*Stated problem:* Collect from the data below each line with "United".

— begin Data lines —

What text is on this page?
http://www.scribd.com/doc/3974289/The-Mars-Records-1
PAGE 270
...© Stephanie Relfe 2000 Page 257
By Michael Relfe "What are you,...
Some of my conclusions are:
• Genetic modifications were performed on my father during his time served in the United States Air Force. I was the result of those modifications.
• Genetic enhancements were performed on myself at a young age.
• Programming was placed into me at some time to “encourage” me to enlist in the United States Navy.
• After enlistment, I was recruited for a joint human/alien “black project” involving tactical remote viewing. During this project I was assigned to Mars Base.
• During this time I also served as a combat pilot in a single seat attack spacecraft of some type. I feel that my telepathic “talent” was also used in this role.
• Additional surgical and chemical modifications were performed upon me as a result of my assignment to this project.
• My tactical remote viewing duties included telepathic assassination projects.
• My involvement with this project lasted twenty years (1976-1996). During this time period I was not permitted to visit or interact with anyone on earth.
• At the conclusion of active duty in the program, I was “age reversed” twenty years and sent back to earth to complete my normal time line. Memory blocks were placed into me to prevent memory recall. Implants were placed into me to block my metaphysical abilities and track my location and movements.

— end Data lines —

*Solved problem:*
• Genetic modifications were performed on my father during his time served in the United States Air Force. I was the result of those modifications.
• Programming was placed into me at some time to “encourage” me to enlist in the United States Navy.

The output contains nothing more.